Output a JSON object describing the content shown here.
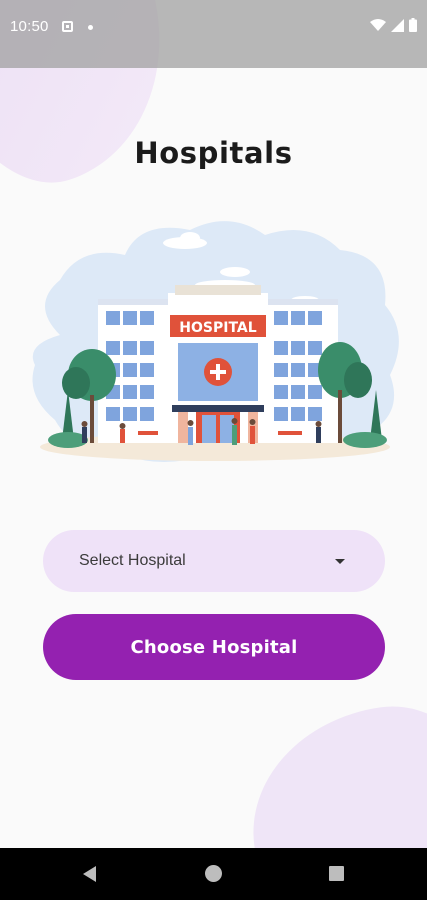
{
  "status_bar": {
    "time": "10:50",
    "icons": [
      "notification-app-icon",
      "dot-icon",
      "wifi-icon",
      "signal-icon",
      "battery-icon"
    ]
  },
  "page": {
    "title": "Hospitals"
  },
  "illustration": {
    "name": "hospital-illustration",
    "sign_text": "HOSPITAL"
  },
  "hospital_select": {
    "selected": "Select Hospital"
  },
  "choose_button": {
    "label": "Choose Hospital"
  },
  "colors": {
    "accent": "#9421b0",
    "select_bg": "#efe2f8",
    "blob": "#efe5f7"
  },
  "nav_bar": {
    "icons": [
      "back-icon",
      "home-icon",
      "recents-icon"
    ]
  }
}
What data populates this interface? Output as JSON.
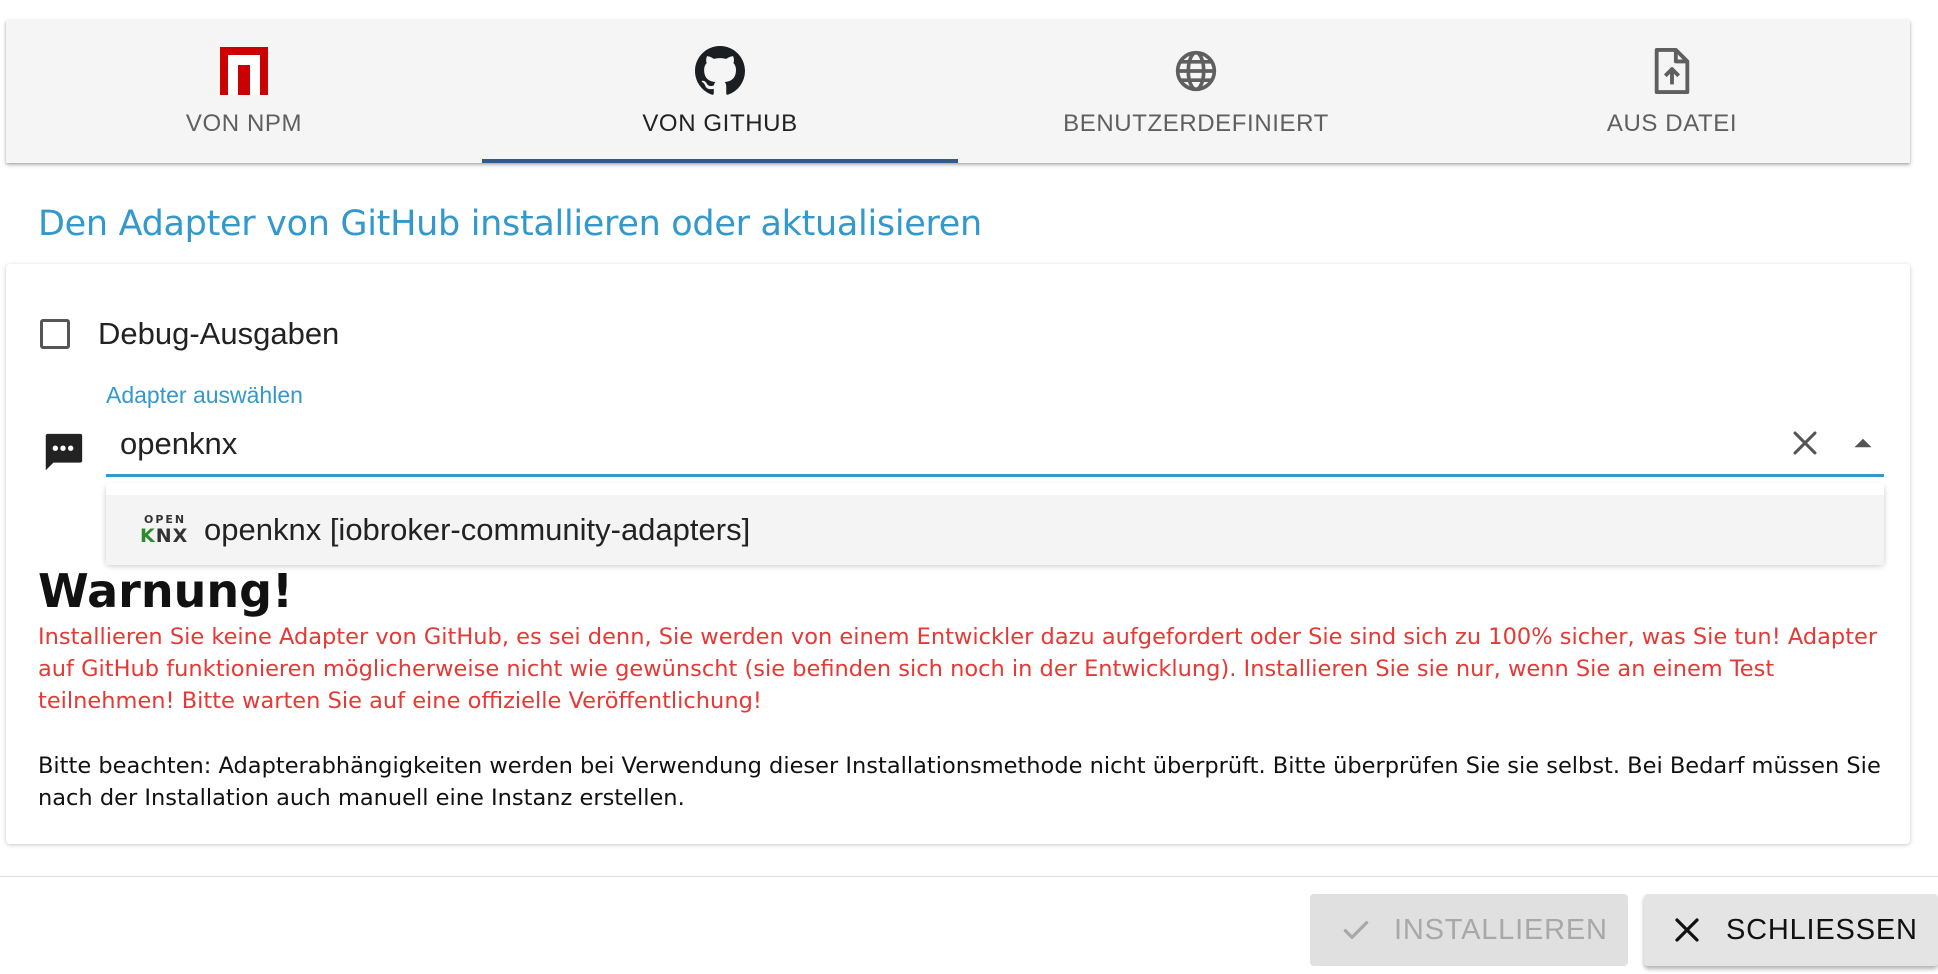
{
  "tabs": [
    {
      "label": "VON NPM",
      "icon": "npm-icon",
      "active": false
    },
    {
      "label": "VON GITHUB",
      "icon": "github-icon",
      "active": true
    },
    {
      "label": "BENUTZERDEFINIERT",
      "icon": "globe-icon",
      "active": false
    },
    {
      "label": "AUS DATEI",
      "icon": "file-upload-icon",
      "active": false
    }
  ],
  "heading": "Den Adapter von GitHub installieren oder aktualisieren",
  "form": {
    "debug_label": "Debug-Ausgaben",
    "debug_checked": false,
    "adapter_label": "Adapter auswählen",
    "adapter_value": "openknx"
  },
  "dropdown": {
    "options": [
      {
        "label": "openknx [iobroker-community-adapters]",
        "logo_top": "OPEN",
        "logo_bottom_k": "K",
        "logo_bottom_nx": "NX"
      }
    ]
  },
  "warning": {
    "title": "Warnung!",
    "text": "Installieren Sie keine Adapter von GitHub, es sei denn, Sie werden von einem Entwickler dazu aufgefordert oder Sie sind sich zu 100% sicher, was Sie tun! Adapter auf GitHub funktionieren möglicherweise nicht wie gewünscht (sie befinden sich noch in der Entwicklung). Installieren Sie sie nur, wenn Sie an einem Test teilnehmen! Bitte warten Sie auf eine offizielle Veröffentlichung!",
    "note": "Bitte beachten: Adapterabhängigkeiten werden bei Verwendung dieser Installationsmethode nicht überprüft. Bitte überprüfen Sie sie selbst. Bei Bedarf müssen Sie nach der Installation auch manuell eine Instanz erstellen."
  },
  "footer": {
    "install_label": "INSTALLIEREN",
    "install_enabled": false,
    "close_label": "SCHLIESSEN"
  },
  "colors": {
    "accent": "#3399cc",
    "tab_indicator": "#2f5b8f",
    "warning": "#e53935",
    "npm_red": "#cb0000"
  }
}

= = = = =

_AIM OF THE TASK_. Report only how many lines in the listing contain the string "illustration".

_THE REPLY_. 2